Data entries:
------------

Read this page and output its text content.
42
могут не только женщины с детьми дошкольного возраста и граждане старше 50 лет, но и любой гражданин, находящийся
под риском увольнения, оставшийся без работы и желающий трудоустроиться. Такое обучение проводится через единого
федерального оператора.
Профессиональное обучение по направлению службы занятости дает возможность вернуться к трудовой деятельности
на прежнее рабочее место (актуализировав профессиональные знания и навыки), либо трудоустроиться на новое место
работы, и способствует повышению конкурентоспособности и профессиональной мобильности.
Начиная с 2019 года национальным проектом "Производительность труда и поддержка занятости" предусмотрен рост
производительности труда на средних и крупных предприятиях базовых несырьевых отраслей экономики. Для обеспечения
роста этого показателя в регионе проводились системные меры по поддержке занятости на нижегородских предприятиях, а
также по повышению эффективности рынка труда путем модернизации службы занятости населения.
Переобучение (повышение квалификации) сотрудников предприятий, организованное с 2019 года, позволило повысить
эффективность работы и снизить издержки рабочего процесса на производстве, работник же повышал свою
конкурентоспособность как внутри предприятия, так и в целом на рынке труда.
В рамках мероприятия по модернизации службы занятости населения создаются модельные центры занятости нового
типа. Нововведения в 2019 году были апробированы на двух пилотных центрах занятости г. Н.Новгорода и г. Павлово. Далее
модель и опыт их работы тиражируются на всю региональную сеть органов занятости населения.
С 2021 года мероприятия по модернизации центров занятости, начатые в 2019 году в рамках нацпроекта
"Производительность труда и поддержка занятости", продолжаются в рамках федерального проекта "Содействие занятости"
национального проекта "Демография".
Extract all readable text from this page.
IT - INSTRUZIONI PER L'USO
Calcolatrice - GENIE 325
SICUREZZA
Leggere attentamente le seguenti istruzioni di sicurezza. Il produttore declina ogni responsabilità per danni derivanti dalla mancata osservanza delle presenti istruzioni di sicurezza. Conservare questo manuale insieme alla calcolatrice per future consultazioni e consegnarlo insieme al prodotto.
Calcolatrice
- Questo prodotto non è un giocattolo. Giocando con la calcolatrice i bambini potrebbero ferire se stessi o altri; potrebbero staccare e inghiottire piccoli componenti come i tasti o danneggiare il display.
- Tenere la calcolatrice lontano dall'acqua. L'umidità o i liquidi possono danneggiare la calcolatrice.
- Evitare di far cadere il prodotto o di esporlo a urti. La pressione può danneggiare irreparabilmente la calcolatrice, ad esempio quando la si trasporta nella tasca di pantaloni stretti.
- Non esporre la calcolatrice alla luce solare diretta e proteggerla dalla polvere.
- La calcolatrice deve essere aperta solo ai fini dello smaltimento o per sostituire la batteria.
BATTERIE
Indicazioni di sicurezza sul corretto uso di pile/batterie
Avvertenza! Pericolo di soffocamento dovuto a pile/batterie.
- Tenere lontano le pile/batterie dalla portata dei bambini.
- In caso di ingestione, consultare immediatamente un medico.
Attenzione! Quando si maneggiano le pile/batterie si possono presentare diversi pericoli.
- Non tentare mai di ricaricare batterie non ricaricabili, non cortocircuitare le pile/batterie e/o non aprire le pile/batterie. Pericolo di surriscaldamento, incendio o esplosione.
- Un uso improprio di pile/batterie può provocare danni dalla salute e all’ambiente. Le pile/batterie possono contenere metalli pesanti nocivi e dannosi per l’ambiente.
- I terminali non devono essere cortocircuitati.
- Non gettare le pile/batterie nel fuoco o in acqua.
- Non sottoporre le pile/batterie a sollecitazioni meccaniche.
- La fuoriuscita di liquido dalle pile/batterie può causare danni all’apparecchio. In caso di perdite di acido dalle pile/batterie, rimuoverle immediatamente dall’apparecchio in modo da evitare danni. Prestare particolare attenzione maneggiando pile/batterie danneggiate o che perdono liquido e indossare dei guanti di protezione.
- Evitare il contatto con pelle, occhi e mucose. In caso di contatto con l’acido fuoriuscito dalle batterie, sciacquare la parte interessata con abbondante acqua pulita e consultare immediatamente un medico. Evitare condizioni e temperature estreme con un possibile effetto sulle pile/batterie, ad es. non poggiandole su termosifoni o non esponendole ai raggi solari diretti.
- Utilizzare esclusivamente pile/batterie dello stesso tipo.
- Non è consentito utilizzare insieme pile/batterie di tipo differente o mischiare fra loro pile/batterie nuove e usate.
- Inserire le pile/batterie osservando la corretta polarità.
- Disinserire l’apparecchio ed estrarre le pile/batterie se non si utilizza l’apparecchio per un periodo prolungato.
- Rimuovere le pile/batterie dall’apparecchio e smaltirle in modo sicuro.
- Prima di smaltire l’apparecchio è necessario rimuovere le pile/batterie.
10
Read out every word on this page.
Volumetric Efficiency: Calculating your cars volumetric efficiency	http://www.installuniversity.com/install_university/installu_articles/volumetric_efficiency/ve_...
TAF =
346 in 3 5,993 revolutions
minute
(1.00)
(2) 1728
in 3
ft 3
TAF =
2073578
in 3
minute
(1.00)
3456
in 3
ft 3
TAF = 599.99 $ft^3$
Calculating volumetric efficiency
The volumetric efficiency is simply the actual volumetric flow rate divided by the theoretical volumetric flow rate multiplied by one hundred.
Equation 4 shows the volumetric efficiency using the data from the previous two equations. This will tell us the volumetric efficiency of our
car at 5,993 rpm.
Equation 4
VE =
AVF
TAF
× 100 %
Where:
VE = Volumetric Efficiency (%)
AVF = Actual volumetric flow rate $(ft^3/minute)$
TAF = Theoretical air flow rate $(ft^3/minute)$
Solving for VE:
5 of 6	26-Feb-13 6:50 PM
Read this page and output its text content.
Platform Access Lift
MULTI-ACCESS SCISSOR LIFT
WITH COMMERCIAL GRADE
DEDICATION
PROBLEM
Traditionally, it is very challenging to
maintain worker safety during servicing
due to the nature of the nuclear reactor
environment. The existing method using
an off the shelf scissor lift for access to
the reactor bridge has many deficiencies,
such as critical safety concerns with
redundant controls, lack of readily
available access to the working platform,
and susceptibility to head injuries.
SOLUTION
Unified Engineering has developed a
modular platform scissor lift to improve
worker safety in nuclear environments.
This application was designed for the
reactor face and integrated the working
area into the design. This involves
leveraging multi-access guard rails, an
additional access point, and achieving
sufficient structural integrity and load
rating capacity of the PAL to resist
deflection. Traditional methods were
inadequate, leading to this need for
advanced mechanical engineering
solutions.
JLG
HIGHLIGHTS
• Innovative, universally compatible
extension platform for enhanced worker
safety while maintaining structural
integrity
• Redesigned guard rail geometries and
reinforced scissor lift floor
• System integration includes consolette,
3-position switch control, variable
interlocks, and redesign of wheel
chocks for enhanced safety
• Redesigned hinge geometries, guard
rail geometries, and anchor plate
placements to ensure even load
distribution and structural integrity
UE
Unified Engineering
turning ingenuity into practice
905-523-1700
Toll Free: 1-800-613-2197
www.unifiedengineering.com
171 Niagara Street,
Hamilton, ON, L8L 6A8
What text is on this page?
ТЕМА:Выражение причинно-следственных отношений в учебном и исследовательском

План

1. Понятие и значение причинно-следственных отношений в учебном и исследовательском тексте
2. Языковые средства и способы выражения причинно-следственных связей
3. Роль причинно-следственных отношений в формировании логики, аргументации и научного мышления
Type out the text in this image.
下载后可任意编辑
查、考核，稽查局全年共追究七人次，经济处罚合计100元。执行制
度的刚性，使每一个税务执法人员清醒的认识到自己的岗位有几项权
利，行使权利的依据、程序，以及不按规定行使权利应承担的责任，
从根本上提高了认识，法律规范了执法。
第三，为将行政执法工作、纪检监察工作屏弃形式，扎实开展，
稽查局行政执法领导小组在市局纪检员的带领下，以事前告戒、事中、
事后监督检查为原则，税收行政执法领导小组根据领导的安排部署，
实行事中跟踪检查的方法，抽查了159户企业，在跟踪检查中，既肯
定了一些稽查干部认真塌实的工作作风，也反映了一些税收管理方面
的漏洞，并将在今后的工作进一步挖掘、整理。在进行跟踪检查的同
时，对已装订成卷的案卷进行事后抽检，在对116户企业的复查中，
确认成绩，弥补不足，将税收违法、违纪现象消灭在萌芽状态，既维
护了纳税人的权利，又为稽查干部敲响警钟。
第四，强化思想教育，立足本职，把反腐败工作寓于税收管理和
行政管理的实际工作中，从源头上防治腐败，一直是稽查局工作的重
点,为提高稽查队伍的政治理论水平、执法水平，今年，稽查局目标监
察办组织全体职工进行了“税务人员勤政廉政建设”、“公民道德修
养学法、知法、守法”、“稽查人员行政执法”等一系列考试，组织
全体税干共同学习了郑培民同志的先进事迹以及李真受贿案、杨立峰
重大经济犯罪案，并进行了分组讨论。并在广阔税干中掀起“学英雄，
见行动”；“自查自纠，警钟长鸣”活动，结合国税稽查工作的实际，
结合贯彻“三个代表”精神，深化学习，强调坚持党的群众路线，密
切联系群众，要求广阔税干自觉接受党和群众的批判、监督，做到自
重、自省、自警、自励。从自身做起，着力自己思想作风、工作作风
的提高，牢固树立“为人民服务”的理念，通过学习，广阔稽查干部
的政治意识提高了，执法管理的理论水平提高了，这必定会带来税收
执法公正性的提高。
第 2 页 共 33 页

------------

DO THIS: Filter out every line that lacks the word "immediatamente", and copy the rest.

ANSWER IN FULL:
- In caso di ingestione, consultare immediatamente un medico.
- La fuoriuscita di liquido dalle pile/batterie può causare danni all’apparecchio. In caso di perdite di acido dalle pile/batterie, rimuoverle immediatamente dall’apparecchio in modo da evitare danni. Prestare particolare attenzione maneggiando pile/batterie danneggiate o che perdono liquido e indossare dei guanti di protezione.
- Evitare il contatto con pelle, occhi e mucose. In caso di contatto con l’acido fuoriuscito dalle batterie, sciacquare la parte interessata con abbondante acqua pulita e consultare immediatamente un medico. Evitare condizioni e temperature estreme con un possibile effetto sulle pile/batterie, ad es. non poggiandole su termosifoni o non esponendole ai raggi solari diretti.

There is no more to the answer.